> [Exercise]:
Copy the lines below word for word, starting at the line that contains "List UI elements" and ending after the line that contains "x-tick-label: 20 bbox=[1083, 1329, 1121, 1364]".

Dataset items:
+--

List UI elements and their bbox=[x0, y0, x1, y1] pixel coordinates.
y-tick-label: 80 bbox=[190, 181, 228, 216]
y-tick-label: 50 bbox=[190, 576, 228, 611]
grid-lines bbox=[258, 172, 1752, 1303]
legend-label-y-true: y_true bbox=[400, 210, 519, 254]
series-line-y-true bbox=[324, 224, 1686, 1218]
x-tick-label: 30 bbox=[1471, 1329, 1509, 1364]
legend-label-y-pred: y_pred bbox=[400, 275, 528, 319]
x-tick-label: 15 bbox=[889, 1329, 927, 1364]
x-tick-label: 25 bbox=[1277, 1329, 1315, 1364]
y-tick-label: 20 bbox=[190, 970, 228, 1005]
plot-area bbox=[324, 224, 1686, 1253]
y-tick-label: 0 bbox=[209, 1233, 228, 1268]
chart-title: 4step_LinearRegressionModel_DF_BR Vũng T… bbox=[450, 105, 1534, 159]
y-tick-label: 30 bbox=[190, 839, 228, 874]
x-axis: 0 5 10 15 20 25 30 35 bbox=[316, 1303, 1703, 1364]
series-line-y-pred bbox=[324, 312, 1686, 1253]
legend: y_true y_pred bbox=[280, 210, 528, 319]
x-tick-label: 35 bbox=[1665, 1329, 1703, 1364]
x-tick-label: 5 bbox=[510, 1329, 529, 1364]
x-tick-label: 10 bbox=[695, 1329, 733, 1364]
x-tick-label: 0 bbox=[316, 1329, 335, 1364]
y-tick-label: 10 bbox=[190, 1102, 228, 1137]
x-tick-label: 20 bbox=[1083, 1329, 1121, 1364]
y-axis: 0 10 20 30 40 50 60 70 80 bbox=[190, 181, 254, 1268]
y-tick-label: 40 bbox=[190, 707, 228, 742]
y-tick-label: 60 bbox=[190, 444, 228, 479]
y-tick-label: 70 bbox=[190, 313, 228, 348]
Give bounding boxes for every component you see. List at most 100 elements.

+--

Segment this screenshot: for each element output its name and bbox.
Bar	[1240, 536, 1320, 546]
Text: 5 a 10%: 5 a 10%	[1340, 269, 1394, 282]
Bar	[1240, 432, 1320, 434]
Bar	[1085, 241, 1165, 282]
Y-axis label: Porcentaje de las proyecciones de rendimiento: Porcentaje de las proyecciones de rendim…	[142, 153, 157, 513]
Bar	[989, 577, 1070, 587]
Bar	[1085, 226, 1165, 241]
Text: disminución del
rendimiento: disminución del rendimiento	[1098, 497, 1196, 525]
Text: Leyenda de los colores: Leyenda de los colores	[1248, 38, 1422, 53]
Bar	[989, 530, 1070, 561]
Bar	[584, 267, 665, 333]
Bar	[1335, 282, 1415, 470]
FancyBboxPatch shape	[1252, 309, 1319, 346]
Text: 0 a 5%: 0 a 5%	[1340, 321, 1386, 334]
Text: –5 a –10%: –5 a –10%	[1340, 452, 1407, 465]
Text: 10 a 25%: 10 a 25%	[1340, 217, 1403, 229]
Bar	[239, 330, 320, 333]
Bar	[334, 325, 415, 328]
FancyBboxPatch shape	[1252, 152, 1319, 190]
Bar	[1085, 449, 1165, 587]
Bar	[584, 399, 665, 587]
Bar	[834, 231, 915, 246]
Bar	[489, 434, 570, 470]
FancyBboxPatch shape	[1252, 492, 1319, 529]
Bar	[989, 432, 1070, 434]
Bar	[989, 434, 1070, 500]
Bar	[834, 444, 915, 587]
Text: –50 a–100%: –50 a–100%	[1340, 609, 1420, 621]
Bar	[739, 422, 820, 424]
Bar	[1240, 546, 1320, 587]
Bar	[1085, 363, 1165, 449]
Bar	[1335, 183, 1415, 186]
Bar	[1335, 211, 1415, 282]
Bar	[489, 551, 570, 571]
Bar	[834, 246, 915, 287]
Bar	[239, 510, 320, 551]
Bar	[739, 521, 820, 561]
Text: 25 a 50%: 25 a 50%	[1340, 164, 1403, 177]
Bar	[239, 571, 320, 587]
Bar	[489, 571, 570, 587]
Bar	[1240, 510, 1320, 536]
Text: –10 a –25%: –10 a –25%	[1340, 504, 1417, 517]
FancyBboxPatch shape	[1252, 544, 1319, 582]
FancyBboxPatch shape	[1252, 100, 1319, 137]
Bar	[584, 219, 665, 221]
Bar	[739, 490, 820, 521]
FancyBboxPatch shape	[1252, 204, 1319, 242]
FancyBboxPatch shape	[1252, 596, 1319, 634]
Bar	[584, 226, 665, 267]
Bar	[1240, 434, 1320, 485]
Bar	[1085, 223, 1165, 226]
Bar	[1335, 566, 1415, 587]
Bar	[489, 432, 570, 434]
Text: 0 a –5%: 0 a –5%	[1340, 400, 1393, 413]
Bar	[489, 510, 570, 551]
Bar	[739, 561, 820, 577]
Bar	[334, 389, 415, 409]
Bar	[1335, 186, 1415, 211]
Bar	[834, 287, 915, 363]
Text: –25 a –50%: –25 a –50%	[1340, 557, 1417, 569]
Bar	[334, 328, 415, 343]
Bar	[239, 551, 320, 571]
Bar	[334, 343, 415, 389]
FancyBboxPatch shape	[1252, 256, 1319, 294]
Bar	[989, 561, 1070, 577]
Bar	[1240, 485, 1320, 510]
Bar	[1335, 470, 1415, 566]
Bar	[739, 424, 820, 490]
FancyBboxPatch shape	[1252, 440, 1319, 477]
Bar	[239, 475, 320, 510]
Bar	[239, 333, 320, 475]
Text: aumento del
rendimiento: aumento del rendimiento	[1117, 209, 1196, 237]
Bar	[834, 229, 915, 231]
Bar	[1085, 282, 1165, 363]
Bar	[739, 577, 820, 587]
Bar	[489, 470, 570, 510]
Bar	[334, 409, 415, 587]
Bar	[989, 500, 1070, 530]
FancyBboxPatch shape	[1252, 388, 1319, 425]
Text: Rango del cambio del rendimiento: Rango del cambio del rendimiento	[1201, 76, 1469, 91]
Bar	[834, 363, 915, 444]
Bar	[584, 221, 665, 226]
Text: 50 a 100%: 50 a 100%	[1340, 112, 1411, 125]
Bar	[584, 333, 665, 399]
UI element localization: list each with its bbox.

+--

> [Result of the exercise]:
List UI elements and their bbox=[x0, y0, x1, y1] pixel coordinates.
y-tick-label: 80 bbox=[190, 181, 228, 216]
y-tick-label: 50 bbox=[190, 576, 228, 611]
grid-lines bbox=[258, 172, 1752, 1303]
legend-label-y-true: y_true bbox=[400, 210, 519, 254]
series-line-y-true bbox=[324, 224, 1686, 1218]
x-tick-label: 30 bbox=[1471, 1329, 1509, 1364]
legend-label-y-pred: y_pred bbox=[400, 275, 528, 319]
x-tick-label: 15 bbox=[889, 1329, 927, 1364]
x-tick-label: 25 bbox=[1277, 1329, 1315, 1364]
y-tick-label: 20 bbox=[190, 970, 228, 1005]
plot-area bbox=[324, 224, 1686, 1253]
y-tick-label: 0 bbox=[209, 1233, 228, 1268]
chart-title: 4step_LinearRegressionModel_DF_BR Vũng T… bbox=[450, 105, 1534, 159]
y-tick-label: 30 bbox=[190, 839, 228, 874]
x-axis: 0 5 10 15 20 25 30 35 bbox=[316, 1303, 1703, 1364]
series-line-y-pred bbox=[324, 312, 1686, 1253]
legend: y_true y_pred bbox=[280, 210, 528, 319]
x-tick-label: 35 bbox=[1665, 1329, 1703, 1364]
x-tick-label: 5 bbox=[510, 1329, 529, 1364]
x-tick-label: 10 bbox=[695, 1329, 733, 1364]
x-tick-label: 0 bbox=[316, 1329, 335, 1364]
y-tick-label: 10 bbox=[190, 1102, 228, 1137]
x-tick-label: 20 bbox=[1083, 1329, 1121, 1364]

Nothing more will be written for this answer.